[Selected passage Boundary: Start]

The conditional of the while loop (j >= 0 && arr[j] > current) is so we will keep iterating backwards through the sorted section of the array until the element is no longer less than current, or until we are at the beginning of the array.
Each iteration through our while loop we are assigning the element after j to the value of j. This is like our behavior of moving the element. This is why we temporarily see duplicates in our array. From there we decrement j as we want to move backwards through the sorted section of the array towards index 0. We will break out of the while loop once the element at j index isn’t less than current or we have reached the beginning of the array.
Once we are out of the while loop, we still have the value of current which is missing from the array. current is no longer less than the value at j so we need to assign it to the element after j. This mimics the behavior of our step by step example, this would be where we assign current to the first duplicate value in the array.

[Selected passage Boundary: End]

» **Exercise set**
1. According to the passage on the while loop, why do duplicate values temporarily appear in the array?
2. List every variable name used in the passage on the while loop.

[Provided records Boundary: Start]

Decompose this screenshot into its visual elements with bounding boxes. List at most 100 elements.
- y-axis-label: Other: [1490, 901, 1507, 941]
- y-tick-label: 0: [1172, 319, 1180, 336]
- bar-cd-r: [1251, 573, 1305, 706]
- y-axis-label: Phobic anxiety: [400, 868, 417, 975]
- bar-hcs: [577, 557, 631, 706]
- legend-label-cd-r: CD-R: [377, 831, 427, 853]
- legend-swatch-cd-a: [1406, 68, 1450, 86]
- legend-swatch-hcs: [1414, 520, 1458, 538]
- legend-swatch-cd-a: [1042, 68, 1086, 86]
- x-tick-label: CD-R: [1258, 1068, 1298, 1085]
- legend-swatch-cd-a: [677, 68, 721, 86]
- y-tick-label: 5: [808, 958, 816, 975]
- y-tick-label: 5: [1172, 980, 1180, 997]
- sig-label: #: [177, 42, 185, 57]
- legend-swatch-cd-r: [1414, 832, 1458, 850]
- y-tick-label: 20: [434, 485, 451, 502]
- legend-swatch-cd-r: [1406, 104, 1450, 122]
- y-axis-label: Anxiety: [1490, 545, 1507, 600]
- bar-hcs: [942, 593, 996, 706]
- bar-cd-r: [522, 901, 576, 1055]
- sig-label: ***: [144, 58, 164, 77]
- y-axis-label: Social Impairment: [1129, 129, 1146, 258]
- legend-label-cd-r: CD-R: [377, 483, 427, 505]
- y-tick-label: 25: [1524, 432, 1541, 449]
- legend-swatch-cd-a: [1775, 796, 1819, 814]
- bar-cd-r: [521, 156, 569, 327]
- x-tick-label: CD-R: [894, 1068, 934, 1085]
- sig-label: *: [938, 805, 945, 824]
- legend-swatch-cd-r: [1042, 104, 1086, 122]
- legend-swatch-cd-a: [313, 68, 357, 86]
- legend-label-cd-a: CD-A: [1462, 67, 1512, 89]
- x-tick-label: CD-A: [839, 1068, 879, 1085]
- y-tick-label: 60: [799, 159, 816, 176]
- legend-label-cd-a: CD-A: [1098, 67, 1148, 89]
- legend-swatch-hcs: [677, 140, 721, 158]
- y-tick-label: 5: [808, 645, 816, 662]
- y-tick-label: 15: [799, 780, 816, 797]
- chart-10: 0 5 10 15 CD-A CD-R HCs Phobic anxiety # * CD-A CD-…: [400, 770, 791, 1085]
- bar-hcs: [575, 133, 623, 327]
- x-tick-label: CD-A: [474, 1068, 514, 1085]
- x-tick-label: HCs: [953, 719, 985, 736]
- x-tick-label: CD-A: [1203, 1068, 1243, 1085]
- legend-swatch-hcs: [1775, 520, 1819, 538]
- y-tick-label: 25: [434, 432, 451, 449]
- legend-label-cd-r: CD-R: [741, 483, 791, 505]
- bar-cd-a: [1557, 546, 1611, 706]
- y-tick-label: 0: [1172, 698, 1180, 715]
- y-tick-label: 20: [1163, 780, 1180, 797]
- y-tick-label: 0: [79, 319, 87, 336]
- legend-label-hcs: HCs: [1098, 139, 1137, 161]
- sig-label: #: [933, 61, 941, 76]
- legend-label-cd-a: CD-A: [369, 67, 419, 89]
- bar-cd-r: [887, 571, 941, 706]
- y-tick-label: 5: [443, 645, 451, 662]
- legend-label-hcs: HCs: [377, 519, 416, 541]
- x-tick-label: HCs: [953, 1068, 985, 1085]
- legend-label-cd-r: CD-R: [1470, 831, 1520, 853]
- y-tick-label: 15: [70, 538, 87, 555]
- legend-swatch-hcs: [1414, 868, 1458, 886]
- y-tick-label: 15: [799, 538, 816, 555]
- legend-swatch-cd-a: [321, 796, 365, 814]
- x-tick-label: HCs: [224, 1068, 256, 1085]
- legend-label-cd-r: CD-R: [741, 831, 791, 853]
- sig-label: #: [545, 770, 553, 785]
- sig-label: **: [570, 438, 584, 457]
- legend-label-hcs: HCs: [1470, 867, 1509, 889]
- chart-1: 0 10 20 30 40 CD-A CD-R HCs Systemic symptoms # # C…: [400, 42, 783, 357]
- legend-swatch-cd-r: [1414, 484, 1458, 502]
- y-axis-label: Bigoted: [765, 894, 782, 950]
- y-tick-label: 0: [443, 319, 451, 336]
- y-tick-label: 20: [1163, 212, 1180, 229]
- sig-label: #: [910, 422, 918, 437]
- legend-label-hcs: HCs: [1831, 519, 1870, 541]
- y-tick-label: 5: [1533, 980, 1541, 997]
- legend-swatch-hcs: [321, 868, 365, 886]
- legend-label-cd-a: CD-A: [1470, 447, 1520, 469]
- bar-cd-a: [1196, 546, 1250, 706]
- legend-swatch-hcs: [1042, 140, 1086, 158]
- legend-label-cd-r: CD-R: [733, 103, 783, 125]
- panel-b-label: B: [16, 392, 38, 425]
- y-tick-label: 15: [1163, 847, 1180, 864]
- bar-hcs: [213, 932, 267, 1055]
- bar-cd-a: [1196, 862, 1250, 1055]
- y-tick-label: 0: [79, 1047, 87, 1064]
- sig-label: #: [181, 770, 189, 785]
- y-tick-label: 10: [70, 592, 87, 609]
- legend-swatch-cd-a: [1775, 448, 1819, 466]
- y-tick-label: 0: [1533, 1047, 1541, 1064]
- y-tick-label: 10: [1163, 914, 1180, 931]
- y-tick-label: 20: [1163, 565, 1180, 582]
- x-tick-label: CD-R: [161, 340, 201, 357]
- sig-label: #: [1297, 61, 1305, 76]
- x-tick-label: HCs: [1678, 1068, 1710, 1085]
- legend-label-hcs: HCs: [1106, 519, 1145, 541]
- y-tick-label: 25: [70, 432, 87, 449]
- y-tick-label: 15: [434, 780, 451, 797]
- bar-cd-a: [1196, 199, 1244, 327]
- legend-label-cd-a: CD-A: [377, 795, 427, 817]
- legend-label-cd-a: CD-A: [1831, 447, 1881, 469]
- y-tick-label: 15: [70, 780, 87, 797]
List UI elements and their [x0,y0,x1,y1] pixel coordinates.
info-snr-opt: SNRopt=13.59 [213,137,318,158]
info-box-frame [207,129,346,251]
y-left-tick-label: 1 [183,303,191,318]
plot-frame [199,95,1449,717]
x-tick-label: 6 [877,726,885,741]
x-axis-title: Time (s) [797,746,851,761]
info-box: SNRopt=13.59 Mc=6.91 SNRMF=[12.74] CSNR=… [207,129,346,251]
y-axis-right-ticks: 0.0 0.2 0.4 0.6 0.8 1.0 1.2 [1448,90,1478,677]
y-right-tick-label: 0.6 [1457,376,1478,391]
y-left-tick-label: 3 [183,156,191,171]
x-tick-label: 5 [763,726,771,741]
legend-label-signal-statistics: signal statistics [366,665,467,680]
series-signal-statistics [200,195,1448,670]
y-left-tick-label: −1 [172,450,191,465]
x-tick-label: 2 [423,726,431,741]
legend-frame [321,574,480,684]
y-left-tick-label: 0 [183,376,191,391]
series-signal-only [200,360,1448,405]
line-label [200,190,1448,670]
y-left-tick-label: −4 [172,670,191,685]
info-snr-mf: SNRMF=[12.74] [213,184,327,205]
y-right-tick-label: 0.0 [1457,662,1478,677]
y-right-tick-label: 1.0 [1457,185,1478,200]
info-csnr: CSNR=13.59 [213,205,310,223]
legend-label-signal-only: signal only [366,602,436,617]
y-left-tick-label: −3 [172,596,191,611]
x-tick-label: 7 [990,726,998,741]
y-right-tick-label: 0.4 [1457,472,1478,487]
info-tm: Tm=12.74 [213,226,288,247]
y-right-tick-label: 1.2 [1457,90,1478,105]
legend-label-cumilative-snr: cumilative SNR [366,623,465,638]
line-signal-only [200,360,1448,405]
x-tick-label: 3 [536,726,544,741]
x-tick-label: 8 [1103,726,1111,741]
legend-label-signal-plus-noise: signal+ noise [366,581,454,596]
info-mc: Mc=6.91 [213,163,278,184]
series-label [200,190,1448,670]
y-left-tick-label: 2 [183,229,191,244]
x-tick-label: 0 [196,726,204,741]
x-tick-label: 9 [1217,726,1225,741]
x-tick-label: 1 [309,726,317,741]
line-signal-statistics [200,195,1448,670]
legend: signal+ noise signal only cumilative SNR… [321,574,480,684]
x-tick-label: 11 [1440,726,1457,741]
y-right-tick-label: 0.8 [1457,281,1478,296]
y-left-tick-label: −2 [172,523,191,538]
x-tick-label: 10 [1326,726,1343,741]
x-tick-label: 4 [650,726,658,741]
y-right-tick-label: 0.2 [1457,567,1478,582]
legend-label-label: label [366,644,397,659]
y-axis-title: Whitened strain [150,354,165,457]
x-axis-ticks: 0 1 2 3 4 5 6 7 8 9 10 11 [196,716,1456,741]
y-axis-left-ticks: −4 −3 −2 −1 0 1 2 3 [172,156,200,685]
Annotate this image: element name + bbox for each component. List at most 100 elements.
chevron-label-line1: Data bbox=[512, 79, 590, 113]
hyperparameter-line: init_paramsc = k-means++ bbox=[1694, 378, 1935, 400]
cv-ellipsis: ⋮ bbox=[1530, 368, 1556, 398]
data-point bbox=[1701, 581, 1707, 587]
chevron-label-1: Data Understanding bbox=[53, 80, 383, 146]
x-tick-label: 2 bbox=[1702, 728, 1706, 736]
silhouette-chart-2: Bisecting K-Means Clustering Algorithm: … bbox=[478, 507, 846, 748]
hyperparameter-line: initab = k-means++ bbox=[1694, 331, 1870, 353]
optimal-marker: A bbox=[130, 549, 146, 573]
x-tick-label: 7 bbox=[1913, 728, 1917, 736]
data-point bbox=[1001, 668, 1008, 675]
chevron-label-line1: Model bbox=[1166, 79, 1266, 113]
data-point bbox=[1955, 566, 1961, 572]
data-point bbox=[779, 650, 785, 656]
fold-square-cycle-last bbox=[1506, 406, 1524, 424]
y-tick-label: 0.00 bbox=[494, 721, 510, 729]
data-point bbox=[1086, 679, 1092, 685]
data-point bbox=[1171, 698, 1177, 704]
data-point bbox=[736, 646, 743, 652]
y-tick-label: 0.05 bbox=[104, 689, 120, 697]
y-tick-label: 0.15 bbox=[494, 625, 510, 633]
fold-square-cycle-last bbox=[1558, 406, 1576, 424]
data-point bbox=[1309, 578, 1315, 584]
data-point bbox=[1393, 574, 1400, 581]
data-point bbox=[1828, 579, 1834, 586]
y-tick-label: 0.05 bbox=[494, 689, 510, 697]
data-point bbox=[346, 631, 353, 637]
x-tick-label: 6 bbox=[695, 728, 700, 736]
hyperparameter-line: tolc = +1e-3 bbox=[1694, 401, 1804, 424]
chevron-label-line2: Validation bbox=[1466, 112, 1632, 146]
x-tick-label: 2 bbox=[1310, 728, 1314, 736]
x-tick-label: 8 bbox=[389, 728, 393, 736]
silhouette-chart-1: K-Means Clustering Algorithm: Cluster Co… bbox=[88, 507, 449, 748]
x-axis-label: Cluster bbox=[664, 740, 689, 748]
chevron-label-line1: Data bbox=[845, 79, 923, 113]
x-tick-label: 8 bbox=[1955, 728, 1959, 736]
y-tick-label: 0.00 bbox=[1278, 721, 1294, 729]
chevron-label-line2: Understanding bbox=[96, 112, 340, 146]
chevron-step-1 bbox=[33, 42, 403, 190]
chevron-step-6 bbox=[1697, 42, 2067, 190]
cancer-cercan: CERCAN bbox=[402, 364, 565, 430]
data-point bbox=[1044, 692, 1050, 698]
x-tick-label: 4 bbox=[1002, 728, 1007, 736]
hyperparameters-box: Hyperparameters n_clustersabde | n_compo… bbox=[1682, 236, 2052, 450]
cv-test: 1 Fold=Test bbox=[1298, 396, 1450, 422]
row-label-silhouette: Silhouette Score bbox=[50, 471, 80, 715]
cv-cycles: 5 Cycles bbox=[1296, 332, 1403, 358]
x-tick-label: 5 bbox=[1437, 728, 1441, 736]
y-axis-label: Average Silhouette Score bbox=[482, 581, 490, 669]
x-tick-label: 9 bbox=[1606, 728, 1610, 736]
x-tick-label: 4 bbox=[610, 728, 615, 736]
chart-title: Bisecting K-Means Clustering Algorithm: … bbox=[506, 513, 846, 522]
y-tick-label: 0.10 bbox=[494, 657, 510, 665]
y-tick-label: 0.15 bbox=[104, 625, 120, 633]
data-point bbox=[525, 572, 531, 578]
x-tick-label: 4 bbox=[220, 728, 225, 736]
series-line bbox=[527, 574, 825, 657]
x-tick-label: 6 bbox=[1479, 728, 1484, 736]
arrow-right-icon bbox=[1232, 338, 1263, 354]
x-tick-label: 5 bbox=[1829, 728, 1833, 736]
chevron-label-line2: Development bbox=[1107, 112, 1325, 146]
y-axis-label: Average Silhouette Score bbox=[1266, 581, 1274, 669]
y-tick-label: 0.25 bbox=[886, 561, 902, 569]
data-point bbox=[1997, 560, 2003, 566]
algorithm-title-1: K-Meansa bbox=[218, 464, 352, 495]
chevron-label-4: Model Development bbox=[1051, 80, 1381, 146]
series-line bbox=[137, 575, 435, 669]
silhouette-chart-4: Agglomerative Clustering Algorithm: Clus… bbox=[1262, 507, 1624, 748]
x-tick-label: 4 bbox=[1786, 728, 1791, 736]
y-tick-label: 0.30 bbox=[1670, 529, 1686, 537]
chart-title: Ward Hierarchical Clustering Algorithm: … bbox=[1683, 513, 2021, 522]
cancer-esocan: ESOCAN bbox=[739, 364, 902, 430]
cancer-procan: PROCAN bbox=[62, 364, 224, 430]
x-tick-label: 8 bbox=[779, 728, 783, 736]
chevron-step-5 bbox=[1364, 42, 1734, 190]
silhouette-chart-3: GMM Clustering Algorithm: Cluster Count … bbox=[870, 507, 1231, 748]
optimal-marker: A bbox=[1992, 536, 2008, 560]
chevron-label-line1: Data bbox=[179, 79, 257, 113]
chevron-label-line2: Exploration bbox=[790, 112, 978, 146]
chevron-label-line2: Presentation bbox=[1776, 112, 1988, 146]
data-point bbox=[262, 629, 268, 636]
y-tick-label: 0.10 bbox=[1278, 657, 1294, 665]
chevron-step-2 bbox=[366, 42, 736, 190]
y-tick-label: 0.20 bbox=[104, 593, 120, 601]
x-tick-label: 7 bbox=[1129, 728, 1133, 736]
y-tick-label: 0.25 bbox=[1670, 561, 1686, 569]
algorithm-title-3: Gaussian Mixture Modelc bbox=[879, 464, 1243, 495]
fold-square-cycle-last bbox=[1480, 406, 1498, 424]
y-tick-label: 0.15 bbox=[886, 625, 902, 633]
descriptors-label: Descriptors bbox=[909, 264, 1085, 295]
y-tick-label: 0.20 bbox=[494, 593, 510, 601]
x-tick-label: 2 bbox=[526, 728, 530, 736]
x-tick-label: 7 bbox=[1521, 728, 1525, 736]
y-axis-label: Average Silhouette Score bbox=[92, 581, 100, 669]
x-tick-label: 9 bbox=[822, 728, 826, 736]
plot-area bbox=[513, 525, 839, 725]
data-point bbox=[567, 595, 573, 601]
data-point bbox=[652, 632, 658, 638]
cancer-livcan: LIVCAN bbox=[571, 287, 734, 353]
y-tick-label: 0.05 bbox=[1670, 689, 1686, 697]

[Provided records Boundary: End]

» **Answers to this exercise**
1. Each iteration of the while loop assigns the value at j to the element after j, which is how an element is moved. The value of current stays missing from the array until it is assigned to the element after j once the loop ends.

2. j, arr, current